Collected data
* START *
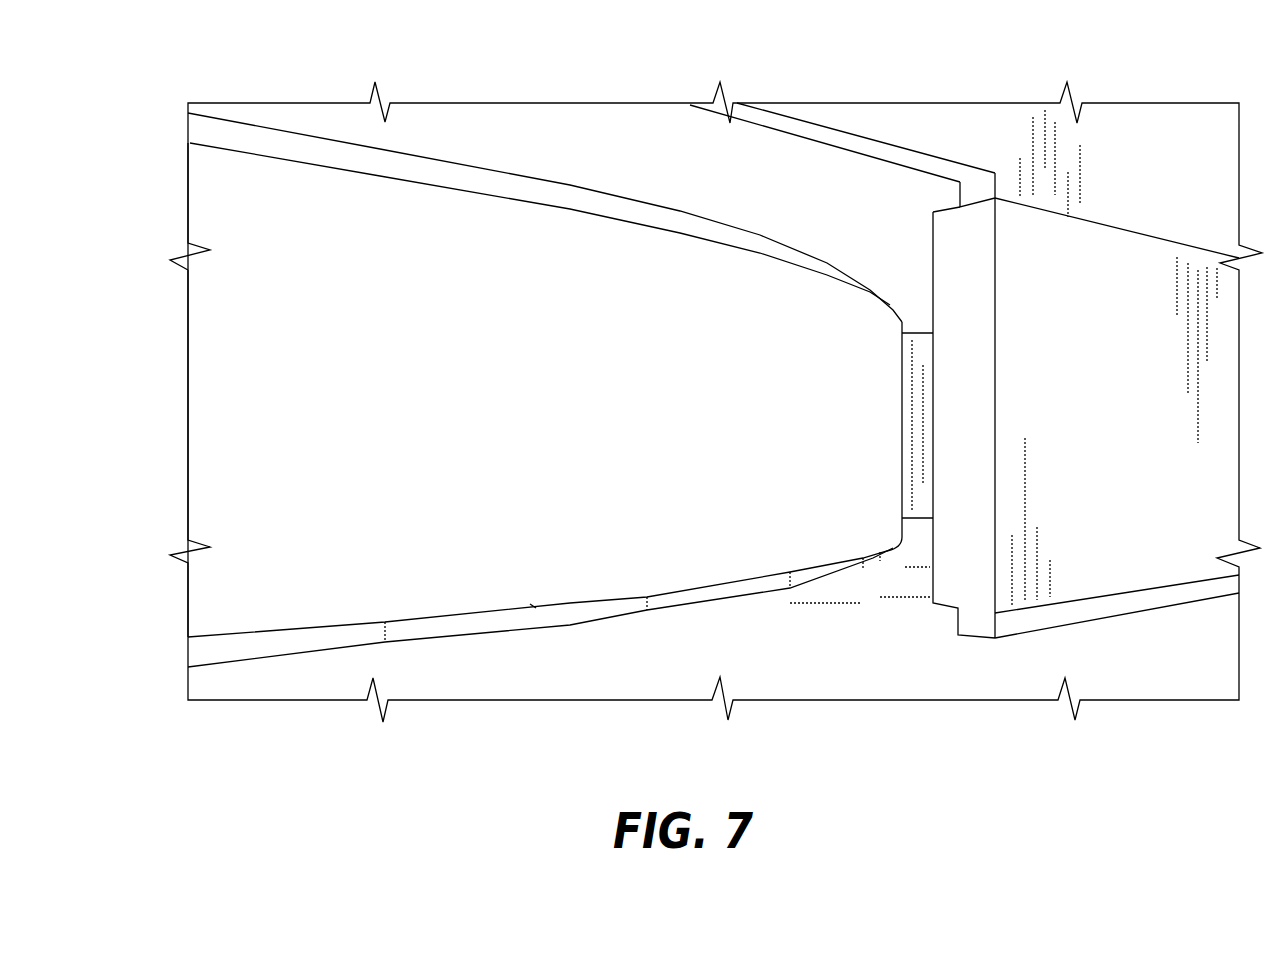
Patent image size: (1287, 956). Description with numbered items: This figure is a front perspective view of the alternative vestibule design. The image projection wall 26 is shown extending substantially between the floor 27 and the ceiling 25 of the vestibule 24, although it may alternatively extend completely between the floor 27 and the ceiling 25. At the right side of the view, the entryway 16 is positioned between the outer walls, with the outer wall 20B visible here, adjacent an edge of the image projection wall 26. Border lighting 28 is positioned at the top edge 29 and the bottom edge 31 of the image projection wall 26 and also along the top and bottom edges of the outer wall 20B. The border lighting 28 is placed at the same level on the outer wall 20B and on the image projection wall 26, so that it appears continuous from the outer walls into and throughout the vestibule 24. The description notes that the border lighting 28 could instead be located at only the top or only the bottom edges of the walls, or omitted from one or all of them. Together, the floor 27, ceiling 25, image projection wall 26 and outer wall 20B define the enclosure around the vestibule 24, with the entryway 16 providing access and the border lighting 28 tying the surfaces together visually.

The entryway 16 is at (873, 148).
The outer wall 20B is at (1075, 374).
The vestibule 24 is at (861, 476).
The ceiling 25 is at (783, 198).
The image projection wall 26 is at (545, 390).
The floor 27 is at (540, 607).
The border lighting 28 is at (275, 138).
The top edge 29 is at (607, 213).
The bottom edge 31 is at (532, 606).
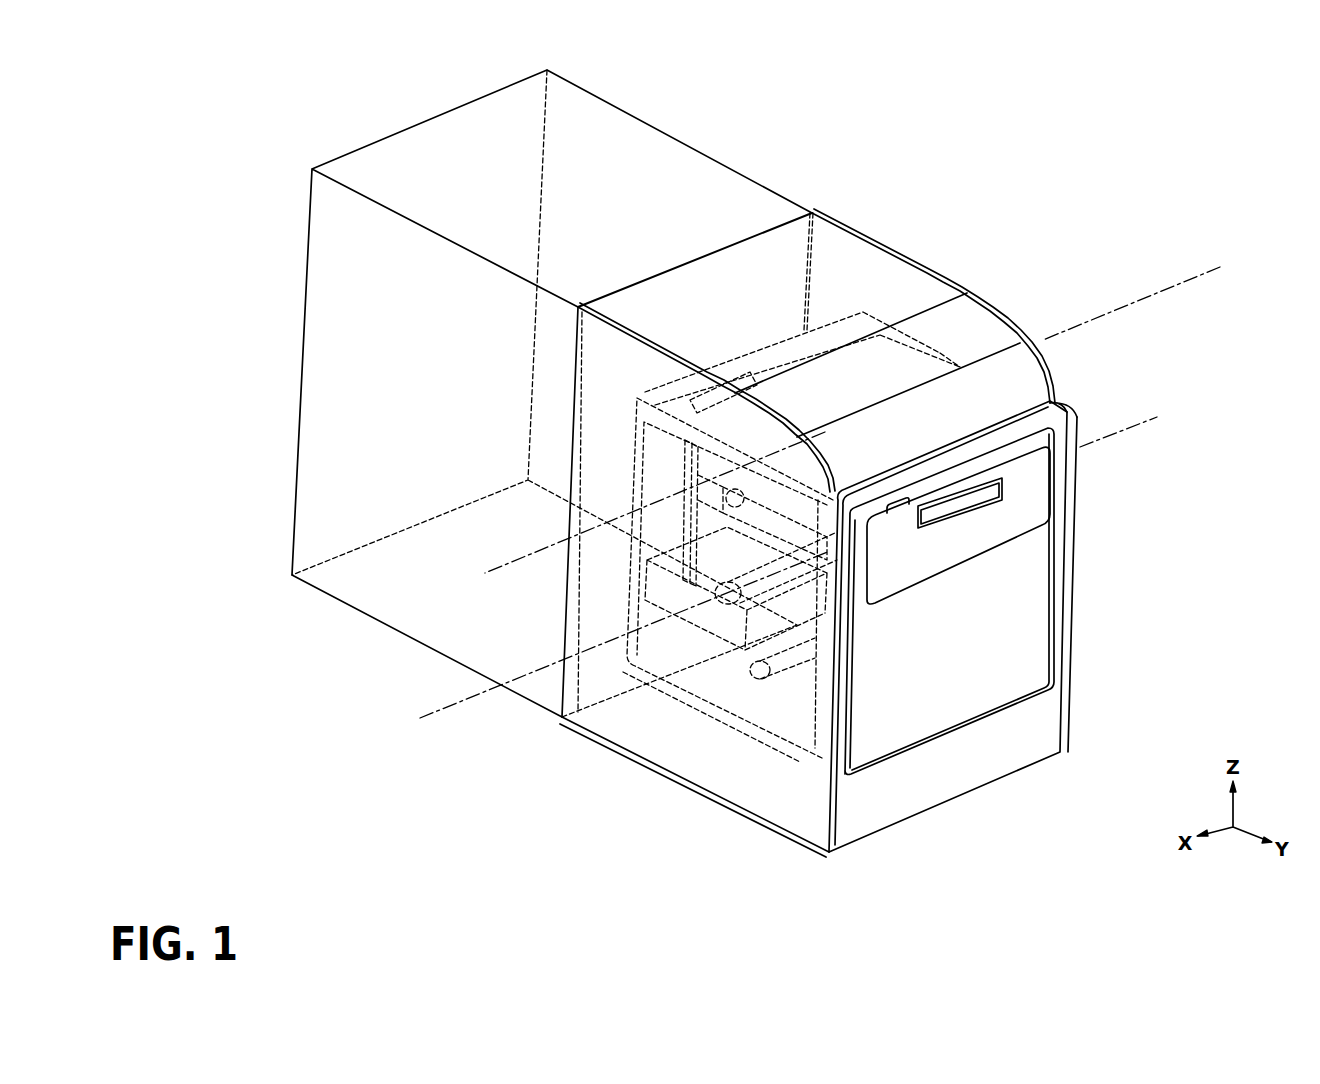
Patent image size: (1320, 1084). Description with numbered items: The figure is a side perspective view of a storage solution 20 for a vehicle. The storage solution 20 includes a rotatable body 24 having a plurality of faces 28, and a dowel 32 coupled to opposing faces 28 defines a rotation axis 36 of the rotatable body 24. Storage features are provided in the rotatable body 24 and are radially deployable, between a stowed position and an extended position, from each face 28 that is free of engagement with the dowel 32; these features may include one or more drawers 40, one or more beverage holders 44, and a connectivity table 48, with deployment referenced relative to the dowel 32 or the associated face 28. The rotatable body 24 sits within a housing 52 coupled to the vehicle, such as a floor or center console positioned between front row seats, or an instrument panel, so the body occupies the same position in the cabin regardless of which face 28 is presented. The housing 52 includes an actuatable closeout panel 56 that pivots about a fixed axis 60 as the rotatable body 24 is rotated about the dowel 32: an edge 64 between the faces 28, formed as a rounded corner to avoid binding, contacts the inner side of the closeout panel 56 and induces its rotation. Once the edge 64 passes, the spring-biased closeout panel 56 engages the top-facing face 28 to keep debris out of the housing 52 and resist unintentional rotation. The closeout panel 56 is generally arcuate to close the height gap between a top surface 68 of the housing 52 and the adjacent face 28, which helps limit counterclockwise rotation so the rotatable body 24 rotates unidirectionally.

The storage solution 20 is at (243, 193).
The rotatable body 24 is at (997, 592).
The faces 28 is at (1012, 315).
The dowel 32 is at (737, 597).
The rotation axis 36 is at (470, 703).
The drawers 40 is at (1008, 512).
The beverage holders 44 is at (683, 524).
The connectivity table 48 is at (817, 747).
The housing 52 is at (633, 152).
The closeout panel 56 is at (995, 403).
The fixed axis 60 is at (1150, 293).
The edge 64 is at (763, 347).
The top surface 68 is at (763, 253).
* END *
▸ **GOAL**
Report each line above that contains the word "wall", copying every such line in full.

▸ **FINISHED EXERCISE**
Patent image size: (1287, 956). Description with numbered items: This figure is a front perspective view of the alternative vestibule design. The image projection wall 26 is shown extending substantially between the floor 27 and the ceiling 25 of the vestibule 24, although it may alternatively extend completely between the floor 27 and the ceiling 25. At the right side of the view, the entryway 16 is positioned between the outer walls, with the outer wall 20B visible here, adjacent an edge of the image projection wall 26. Border lighting 28 is positioned at the top edge 29 and the bottom edge 31 of the image projection wall 26 and also along the top and bottom edges of the outer wall 20B. The border lighting 28 is placed at the same level on the outer wall 20B and on the image projection wall 26, so that it appears continuous from the outer walls into and throughout the vestibule 24. The description notes that the border lighting 28 could instead be located at only the top or only the bottom edges of the walls, or omitted from one or all of them. Together, the floor 27, ceiling 25, image projection wall 26 and outer wall 20B define the enclosure around the vestibule 24, with the entryway 16 providing access and the border lighting 28 tying the surfaces together visually.
The outer wall 20B is at (1075, 374).
The image projection wall 26 is at (545, 390).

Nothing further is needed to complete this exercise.